Identify every line in the records below that contains the word "title", and copy each of those lines.

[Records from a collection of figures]
• • • • • • •

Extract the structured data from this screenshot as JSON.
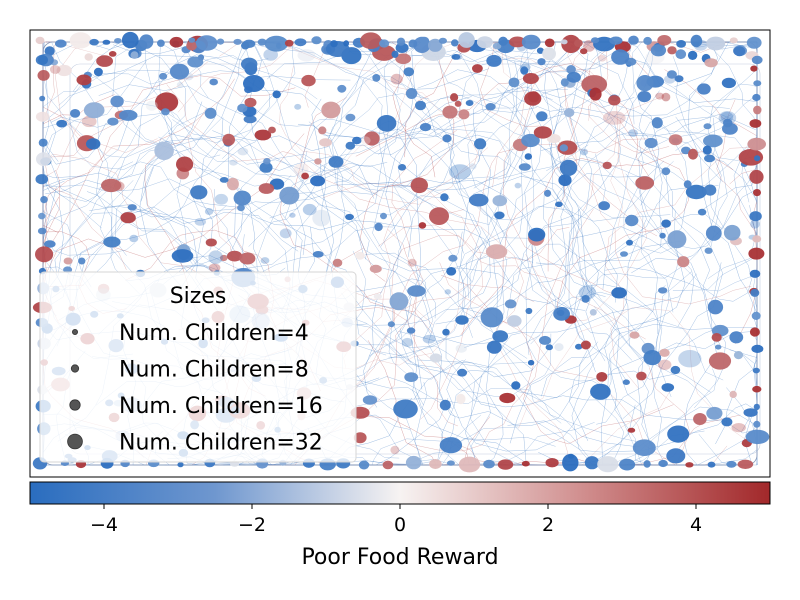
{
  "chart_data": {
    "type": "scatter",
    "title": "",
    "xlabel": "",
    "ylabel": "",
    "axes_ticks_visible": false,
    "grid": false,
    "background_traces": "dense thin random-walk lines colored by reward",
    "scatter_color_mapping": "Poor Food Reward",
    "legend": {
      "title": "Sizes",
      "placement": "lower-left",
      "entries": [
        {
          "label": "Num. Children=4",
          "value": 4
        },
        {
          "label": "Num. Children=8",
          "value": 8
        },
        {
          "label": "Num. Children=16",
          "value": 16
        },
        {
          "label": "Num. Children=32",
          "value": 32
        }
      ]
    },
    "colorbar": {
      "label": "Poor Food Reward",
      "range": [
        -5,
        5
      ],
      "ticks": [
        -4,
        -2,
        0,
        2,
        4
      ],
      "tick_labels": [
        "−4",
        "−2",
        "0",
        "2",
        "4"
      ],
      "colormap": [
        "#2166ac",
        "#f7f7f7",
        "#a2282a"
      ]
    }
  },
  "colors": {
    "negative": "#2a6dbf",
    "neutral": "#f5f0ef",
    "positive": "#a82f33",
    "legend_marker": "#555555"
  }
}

• • • • • • •

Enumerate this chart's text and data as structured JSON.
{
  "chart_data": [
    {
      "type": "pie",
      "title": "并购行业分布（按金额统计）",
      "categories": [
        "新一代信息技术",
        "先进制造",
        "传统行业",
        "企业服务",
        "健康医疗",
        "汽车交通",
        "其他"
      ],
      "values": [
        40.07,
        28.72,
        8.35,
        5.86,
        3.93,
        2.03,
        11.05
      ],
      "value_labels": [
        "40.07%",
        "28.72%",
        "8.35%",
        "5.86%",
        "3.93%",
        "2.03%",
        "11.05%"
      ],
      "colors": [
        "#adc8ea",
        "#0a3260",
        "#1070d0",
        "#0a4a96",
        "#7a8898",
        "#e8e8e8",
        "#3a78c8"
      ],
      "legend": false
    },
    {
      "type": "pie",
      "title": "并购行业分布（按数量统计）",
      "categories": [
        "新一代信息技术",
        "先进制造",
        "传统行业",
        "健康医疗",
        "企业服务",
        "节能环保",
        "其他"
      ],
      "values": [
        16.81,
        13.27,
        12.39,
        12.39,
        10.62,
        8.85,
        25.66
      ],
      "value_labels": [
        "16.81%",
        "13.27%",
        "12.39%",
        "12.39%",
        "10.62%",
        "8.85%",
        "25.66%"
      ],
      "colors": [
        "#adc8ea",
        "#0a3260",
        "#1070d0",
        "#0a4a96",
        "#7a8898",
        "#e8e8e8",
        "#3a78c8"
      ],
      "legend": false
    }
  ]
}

• • • • • • •

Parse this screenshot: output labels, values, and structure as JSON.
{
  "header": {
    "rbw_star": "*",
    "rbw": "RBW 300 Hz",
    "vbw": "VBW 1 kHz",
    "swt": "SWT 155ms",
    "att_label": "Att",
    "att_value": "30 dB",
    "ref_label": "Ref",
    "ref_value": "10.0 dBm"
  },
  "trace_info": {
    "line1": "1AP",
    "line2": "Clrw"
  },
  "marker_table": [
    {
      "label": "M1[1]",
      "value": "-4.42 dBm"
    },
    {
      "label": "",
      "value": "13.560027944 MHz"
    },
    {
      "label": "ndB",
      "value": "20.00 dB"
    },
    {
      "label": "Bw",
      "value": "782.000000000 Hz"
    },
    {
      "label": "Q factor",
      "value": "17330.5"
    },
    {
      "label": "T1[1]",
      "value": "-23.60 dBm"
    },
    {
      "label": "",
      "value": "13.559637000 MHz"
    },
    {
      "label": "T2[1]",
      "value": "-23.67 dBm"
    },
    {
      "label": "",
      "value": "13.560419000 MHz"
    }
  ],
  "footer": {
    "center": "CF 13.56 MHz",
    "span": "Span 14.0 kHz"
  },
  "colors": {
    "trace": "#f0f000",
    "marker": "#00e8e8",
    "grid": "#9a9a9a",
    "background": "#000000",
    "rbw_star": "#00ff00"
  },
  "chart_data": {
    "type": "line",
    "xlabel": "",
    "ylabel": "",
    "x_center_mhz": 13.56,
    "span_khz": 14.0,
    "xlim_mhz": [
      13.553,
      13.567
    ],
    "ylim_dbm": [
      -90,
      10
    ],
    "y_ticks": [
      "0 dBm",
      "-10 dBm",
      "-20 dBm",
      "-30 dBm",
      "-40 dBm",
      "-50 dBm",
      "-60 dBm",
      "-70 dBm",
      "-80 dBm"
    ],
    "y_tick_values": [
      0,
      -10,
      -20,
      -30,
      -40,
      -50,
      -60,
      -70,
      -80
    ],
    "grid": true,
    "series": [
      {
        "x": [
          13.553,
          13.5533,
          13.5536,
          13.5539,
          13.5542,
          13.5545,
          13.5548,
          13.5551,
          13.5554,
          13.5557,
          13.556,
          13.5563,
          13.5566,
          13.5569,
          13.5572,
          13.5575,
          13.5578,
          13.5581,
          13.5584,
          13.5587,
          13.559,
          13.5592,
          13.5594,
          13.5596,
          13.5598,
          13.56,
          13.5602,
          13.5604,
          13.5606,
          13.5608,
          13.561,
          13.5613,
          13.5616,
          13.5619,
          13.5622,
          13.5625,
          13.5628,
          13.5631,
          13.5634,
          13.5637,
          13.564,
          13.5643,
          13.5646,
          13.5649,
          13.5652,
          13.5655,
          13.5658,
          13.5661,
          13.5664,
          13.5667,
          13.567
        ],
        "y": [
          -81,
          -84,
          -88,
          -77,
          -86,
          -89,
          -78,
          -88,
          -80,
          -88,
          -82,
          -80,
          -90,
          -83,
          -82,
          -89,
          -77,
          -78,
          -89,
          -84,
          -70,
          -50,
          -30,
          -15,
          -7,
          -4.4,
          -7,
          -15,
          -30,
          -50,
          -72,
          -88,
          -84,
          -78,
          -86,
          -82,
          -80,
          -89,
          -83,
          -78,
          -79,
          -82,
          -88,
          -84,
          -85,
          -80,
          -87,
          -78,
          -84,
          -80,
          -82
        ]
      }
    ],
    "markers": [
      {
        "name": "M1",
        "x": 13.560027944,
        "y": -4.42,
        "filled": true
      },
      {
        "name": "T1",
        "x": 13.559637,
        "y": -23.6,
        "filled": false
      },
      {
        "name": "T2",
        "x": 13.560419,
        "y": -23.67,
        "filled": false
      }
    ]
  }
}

• • • • • • •

**Exercise response:**
    "title": "",
      "title": "Sizes",
      "title": "并购行业分布（按金额统计）",
      "title": "并购行业分布（按数量统计）",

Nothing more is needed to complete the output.